(Extracted records)
————————
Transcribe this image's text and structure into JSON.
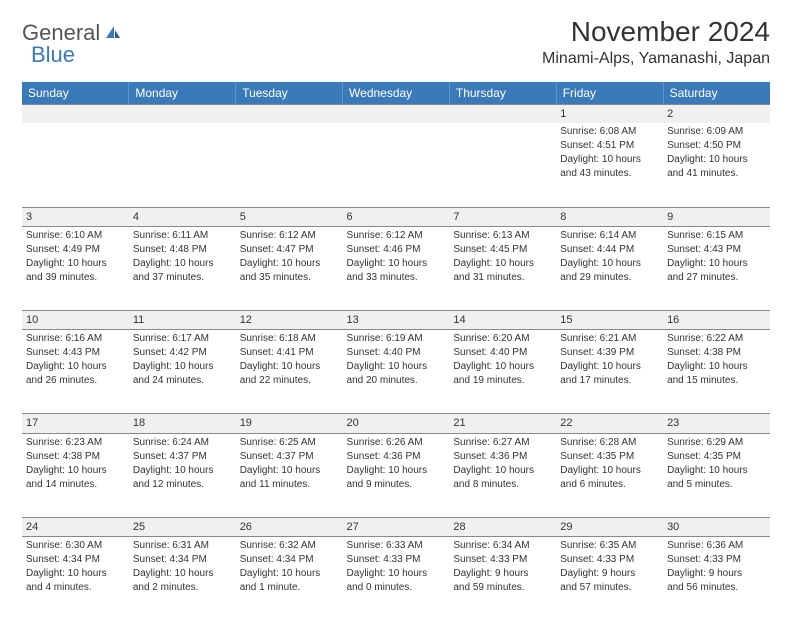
{
  "logo": {
    "text1": "General",
    "text2": "Blue"
  },
  "title": "November 2024",
  "location": "Minami-Alps, Yamanashi, Japan",
  "weekdays": [
    "Sunday",
    "Monday",
    "Tuesday",
    "Wednesday",
    "Thursday",
    "Friday",
    "Saturday"
  ],
  "colors": {
    "header_bg": "#3a7ab8",
    "header_text": "#ffffff",
    "daynum_bg": "#f0f0f0",
    "border": "#888888",
    "text": "#333333",
    "logo_blue": "#3a7ab8"
  },
  "weeks": [
    [
      null,
      null,
      null,
      null,
      null,
      {
        "n": "1",
        "sr": "Sunrise: 6:08 AM",
        "ss": "Sunset: 4:51 PM",
        "d1": "Daylight: 10 hours",
        "d2": "and 43 minutes."
      },
      {
        "n": "2",
        "sr": "Sunrise: 6:09 AM",
        "ss": "Sunset: 4:50 PM",
        "d1": "Daylight: 10 hours",
        "d2": "and 41 minutes."
      }
    ],
    [
      {
        "n": "3",
        "sr": "Sunrise: 6:10 AM",
        "ss": "Sunset: 4:49 PM",
        "d1": "Daylight: 10 hours",
        "d2": "and 39 minutes."
      },
      {
        "n": "4",
        "sr": "Sunrise: 6:11 AM",
        "ss": "Sunset: 4:48 PM",
        "d1": "Daylight: 10 hours",
        "d2": "and 37 minutes."
      },
      {
        "n": "5",
        "sr": "Sunrise: 6:12 AM",
        "ss": "Sunset: 4:47 PM",
        "d1": "Daylight: 10 hours",
        "d2": "and 35 minutes."
      },
      {
        "n": "6",
        "sr": "Sunrise: 6:12 AM",
        "ss": "Sunset: 4:46 PM",
        "d1": "Daylight: 10 hours",
        "d2": "and 33 minutes."
      },
      {
        "n": "7",
        "sr": "Sunrise: 6:13 AM",
        "ss": "Sunset: 4:45 PM",
        "d1": "Daylight: 10 hours",
        "d2": "and 31 minutes."
      },
      {
        "n": "8",
        "sr": "Sunrise: 6:14 AM",
        "ss": "Sunset: 4:44 PM",
        "d1": "Daylight: 10 hours",
        "d2": "and 29 minutes."
      },
      {
        "n": "9",
        "sr": "Sunrise: 6:15 AM",
        "ss": "Sunset: 4:43 PM",
        "d1": "Daylight: 10 hours",
        "d2": "and 27 minutes."
      }
    ],
    [
      {
        "n": "10",
        "sr": "Sunrise: 6:16 AM",
        "ss": "Sunset: 4:43 PM",
        "d1": "Daylight: 10 hours",
        "d2": "and 26 minutes."
      },
      {
        "n": "11",
        "sr": "Sunrise: 6:17 AM",
        "ss": "Sunset: 4:42 PM",
        "d1": "Daylight: 10 hours",
        "d2": "and 24 minutes."
      },
      {
        "n": "12",
        "sr": "Sunrise: 6:18 AM",
        "ss": "Sunset: 4:41 PM",
        "d1": "Daylight: 10 hours",
        "d2": "and 22 minutes."
      },
      {
        "n": "13",
        "sr": "Sunrise: 6:19 AM",
        "ss": "Sunset: 4:40 PM",
        "d1": "Daylight: 10 hours",
        "d2": "and 20 minutes."
      },
      {
        "n": "14",
        "sr": "Sunrise: 6:20 AM",
        "ss": "Sunset: 4:40 PM",
        "d1": "Daylight: 10 hours",
        "d2": "and 19 minutes."
      },
      {
        "n": "15",
        "sr": "Sunrise: 6:21 AM",
        "ss": "Sunset: 4:39 PM",
        "d1": "Daylight: 10 hours",
        "d2": "and 17 minutes."
      },
      {
        "n": "16",
        "sr": "Sunrise: 6:22 AM",
        "ss": "Sunset: 4:38 PM",
        "d1": "Daylight: 10 hours",
        "d2": "and 15 minutes."
      }
    ],
    [
      {
        "n": "17",
        "sr": "Sunrise: 6:23 AM",
        "ss": "Sunset: 4:38 PM",
        "d1": "Daylight: 10 hours",
        "d2": "and 14 minutes."
      },
      {
        "n": "18",
        "sr": "Sunrise: 6:24 AM",
        "ss": "Sunset: 4:37 PM",
        "d1": "Daylight: 10 hours",
        "d2": "and 12 minutes."
      },
      {
        "n": "19",
        "sr": "Sunrise: 6:25 AM",
        "ss": "Sunset: 4:37 PM",
        "d1": "Daylight: 10 hours",
        "d2": "and 11 minutes."
      },
      {
        "n": "20",
        "sr": "Sunrise: 6:26 AM",
        "ss": "Sunset: 4:36 PM",
        "d1": "Daylight: 10 hours",
        "d2": "and 9 minutes."
      },
      {
        "n": "21",
        "sr": "Sunrise: 6:27 AM",
        "ss": "Sunset: 4:36 PM",
        "d1": "Daylight: 10 hours",
        "d2": "and 8 minutes."
      },
      {
        "n": "22",
        "sr": "Sunrise: 6:28 AM",
        "ss": "Sunset: 4:35 PM",
        "d1": "Daylight: 10 hours",
        "d2": "and 6 minutes."
      },
      {
        "n": "23",
        "sr": "Sunrise: 6:29 AM",
        "ss": "Sunset: 4:35 PM",
        "d1": "Daylight: 10 hours",
        "d2": "and 5 minutes."
      }
    ],
    [
      {
        "n": "24",
        "sr": "Sunrise: 6:30 AM",
        "ss": "Sunset: 4:34 PM",
        "d1": "Daylight: 10 hours",
        "d2": "and 4 minutes."
      },
      {
        "n": "25",
        "sr": "Sunrise: 6:31 AM",
        "ss": "Sunset: 4:34 PM",
        "d1": "Daylight: 10 hours",
        "d2": "and 2 minutes."
      },
      {
        "n": "26",
        "sr": "Sunrise: 6:32 AM",
        "ss": "Sunset: 4:34 PM",
        "d1": "Daylight: 10 hours",
        "d2": "and 1 minute."
      },
      {
        "n": "27",
        "sr": "Sunrise: 6:33 AM",
        "ss": "Sunset: 4:33 PM",
        "d1": "Daylight: 10 hours",
        "d2": "and 0 minutes."
      },
      {
        "n": "28",
        "sr": "Sunrise: 6:34 AM",
        "ss": "Sunset: 4:33 PM",
        "d1": "Daylight: 9 hours",
        "d2": "and 59 minutes."
      },
      {
        "n": "29",
        "sr": "Sunrise: 6:35 AM",
        "ss": "Sunset: 4:33 PM",
        "d1": "Daylight: 9 hours",
        "d2": "and 57 minutes."
      },
      {
        "n": "30",
        "sr": "Sunrise: 6:36 AM",
        "ss": "Sunset: 4:33 PM",
        "d1": "Daylight: 9 hours",
        "d2": "and 56 minutes."
      }
    ]
  ]
}
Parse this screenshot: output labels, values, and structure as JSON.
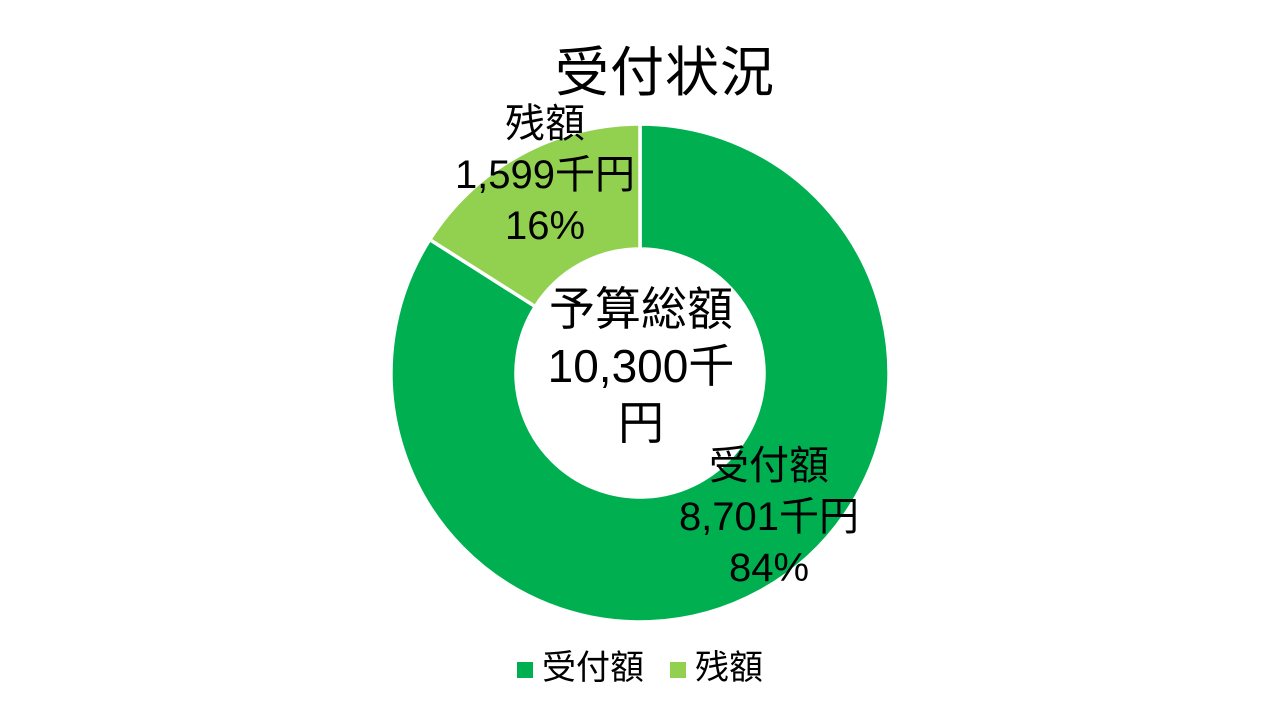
————————
■ Directions for this task ■
Reproduce every record word for word. The copy must contain no pictures.

■ Exercise solution ■
Transcribe this image's text and structure into JSON.
{
  "logo": {
    "text1": "General",
    "text2": "Blue"
  },
  "title": "November 2024",
  "location": "Minami-Alps, Yamanashi, Japan",
  "weekdays": [
    "Sunday",
    "Monday",
    "Tuesday",
    "Wednesday",
    "Thursday",
    "Friday",
    "Saturday"
  ],
  "colors": {
    "header_bg": "#3a7ab8",
    "header_text": "#ffffff",
    "daynum_bg": "#f0f0f0",
    "border": "#888888",
    "text": "#333333",
    "logo_blue": "#3a7ab8"
  },
  "weeks": [
    [
      null,
      null,
      null,
      null,
      null,
      {
        "n": "1",
        "sr": "Sunrise: 6:08 AM",
        "ss": "Sunset: 4:51 PM",
        "d1": "Daylight: 10 hours",
        "d2": "and 43 minutes."
      },
      {
        "n": "2",
        "sr": "Sunrise: 6:09 AM",
        "ss": "Sunset: 4:50 PM",
        "d1": "Daylight: 10 hours",
        "d2": "and 41 minutes."
      }
    ],
    [
      {
        "n": "3",
        "sr": "Sunrise: 6:10 AM",
        "ss": "Sunset: 4:49 PM",
        "d1": "Daylight: 10 hours",
        "d2": "and 39 minutes."
      },
      {
        "n": "4",
        "sr": "Sunrise: 6:11 AM",
        "ss": "Sunset: 4:48 PM",
        "d1": "Daylight: 10 hours",
        "d2": "and 37 minutes."
      },
      {
        "n": "5",
        "sr": "Sunrise: 6:12 AM",
        "ss": "Sunset: 4:47 PM",
        "d1": "Daylight: 10 hours",
        "d2": "and 35 minutes."
      },
      {
        "n": "6",
        "sr": "Sunrise: 6:12 AM",
        "ss": "Sunset: 4:46 PM",
        "d1": "Daylight: 10 hours",
        "d2": "and 33 minutes."
      },
      {
        "n": "7",
        "sr": "Sunrise: 6:13 AM",
        "ss": "Sunset: 4:45 PM",
        "d1": "Daylight: 10 hours",
        "d2": "and 31 minutes."
      },
      {
        "n": "8",
        "sr": "Sunrise: 6:14 AM",
        "ss": "Sunset: 4:44 PM",
        "d1": "Daylight: 10 hours",
        "d2": "and 29 minutes."
      },
      {
        "n": "9",
        "sr": "Sunrise: 6:15 AM",
        "ss": "Sunset: 4:43 PM",
        "d1": "Daylight: 10 hours",
        "d2": "and 27 minutes."
      }
    ],
    [
      {
        "n": "10",
        "sr": "Sunrise: 6:16 AM",
        "ss": "Sunset: 4:43 PM",
        "d1": "Daylight: 10 hours",
        "d2": "and 26 minutes."
      },
      {
        "n": "11",
        "sr": "Sunrise: 6:17 AM",
        "ss": "Sunset: 4:42 PM",
        "d1": "Daylight: 10 hours",
        "d2": "and 24 minutes."
      },
      {
        "n": "12",
        "sr": "Sunrise: 6:18 AM",
        "ss": "Sunset: 4:41 PM",
        "d1": "Daylight: 10 hours",
        "d2": "and 22 minutes."
      },
      {
        "n": "13",
        "sr": "Sunrise: 6:19 AM",
        "ss": "Sunset: 4:40 PM",
        "d1": "Daylight: 10 hours",
        "d2": "and 20 minutes."
      },
      {
        "n": "14",
        "sr": "Sunrise: 6:20 AM",
        "ss": "Sunset: 4:40 PM",
        "d1": "Daylight: 10 hours",
        "d2": "and 19 minutes."
      },
      {
        "n": "15",
        "sr": "Sunrise: 6:21 AM",
        "ss": "Sunset: 4:39 PM",
        "d1": "Daylight: 10 hours",
        "d2": "and 17 minutes."
      },
      {
        "n": "16",
        "sr": "Sunrise: 6:22 AM",
        "ss": "Sunset: 4:38 PM",
        "d1": "Daylight: 10 hours",
        "d2": "and 15 minutes."
      }
    ],
    [
      {
        "n": "17",
        "sr": "Sunrise: 6:23 AM",
        "ss": "Sunset: 4:38 PM",
        "d1": "Daylight: 10 hours",
        "d2": "and 14 minutes."
      },
      {
        "n": "18",
        "sr": "Sunrise: 6:24 AM",
        "ss": "Sunset: 4:37 PM",
        "d1": "Daylight: 10 hours",
        "d2": "and 12 minutes."
      },
      {
        "n": "19",
        "sr": "Sunrise: 6:25 AM",
        "ss": "Sunset: 4:37 PM",
        "d1": "Daylight: 10 hours",
        "d2": "and 11 minutes."
      },
      {
        "n": "20",
        "sr": "Sunrise: 6:26 AM",
        "ss": "Sunset: 4:36 PM",
        "d1": "Daylight: 10 hours",
        "d2": "and 9 minutes."
      },
      {
        "n": "21",
        "sr": "Sunrise: 6:27 AM",
        "ss": "Sunset: 4:36 PM",
        "d1": "Daylight: 10 hours",
        "d2": "and 8 minutes."
      },
      {
        "n": "22",
        "sr": "Sunrise: 6:28 AM",
        "ss": "Sunset: 4:35 PM",
        "d1": "Daylight: 10 hours",
        "d2": "and 6 minutes."
      },
      {
        "n": "23",
        "sr": "Sunrise: 6:29 AM",
        "ss": "Sunset: 4:35 PM",
        "d1": "Daylight: 10 hours",
        "d2": "and 5 minutes."
      }
    ],
    [
      {
        "n": "24",
        "sr": "Sunrise: 6:30 AM",
        "ss": "Sunset: 4:34 PM",
        "d1": "Daylight: 10 hours",
        "d2": "and 4 minutes."
      },
      {
        "n": "25",
        "sr": "Sunrise: 6:31 AM",
        "ss": "Sunset: 4:34 PM",
        "d1": "Daylight: 10 hours",
        "d2": "and 2 minutes."
      },
      {
        "n": "26",
        "sr": "Sunrise: 6:32 AM",
        "ss": "Sunset: 4:34 PM",
        "d1": "Daylight: 10 hours",
        "d2": "and 1 minute."
      },
      {
        "n": "27",
        "sr": "Sunrise: 6:33 AM",
        "ss": "Sunset: 4:33 PM",
        "d1": "Daylight: 10 hours",
        "d2": "and 0 minutes."
      },
      {
        "n": "28",
        "sr": "Sunrise: 6:34 AM",
        "ss": "Sunset: 4:33 PM",
        "d1": "Daylight: 9 hours",
        "d2": "and 59 minutes."
      },
      {
        "n": "29",
        "sr": "Sunrise: 6:35 AM",
        "ss": "Sunset: 4:33 PM",
        "d1": "Daylight: 9 hours",
        "d2": "and 57 minutes."
      },
      {
        "n": "30",
        "sr": "Sunrise: 6:36 AM",
        "ss": "Sunset: 4:33 PM",
        "d1": "Daylight: 9 hours",
        "d2": "and 56 minutes."
      }
    ]
  ]
}
Parse this screenshot: output labels, values, and structure as JSON.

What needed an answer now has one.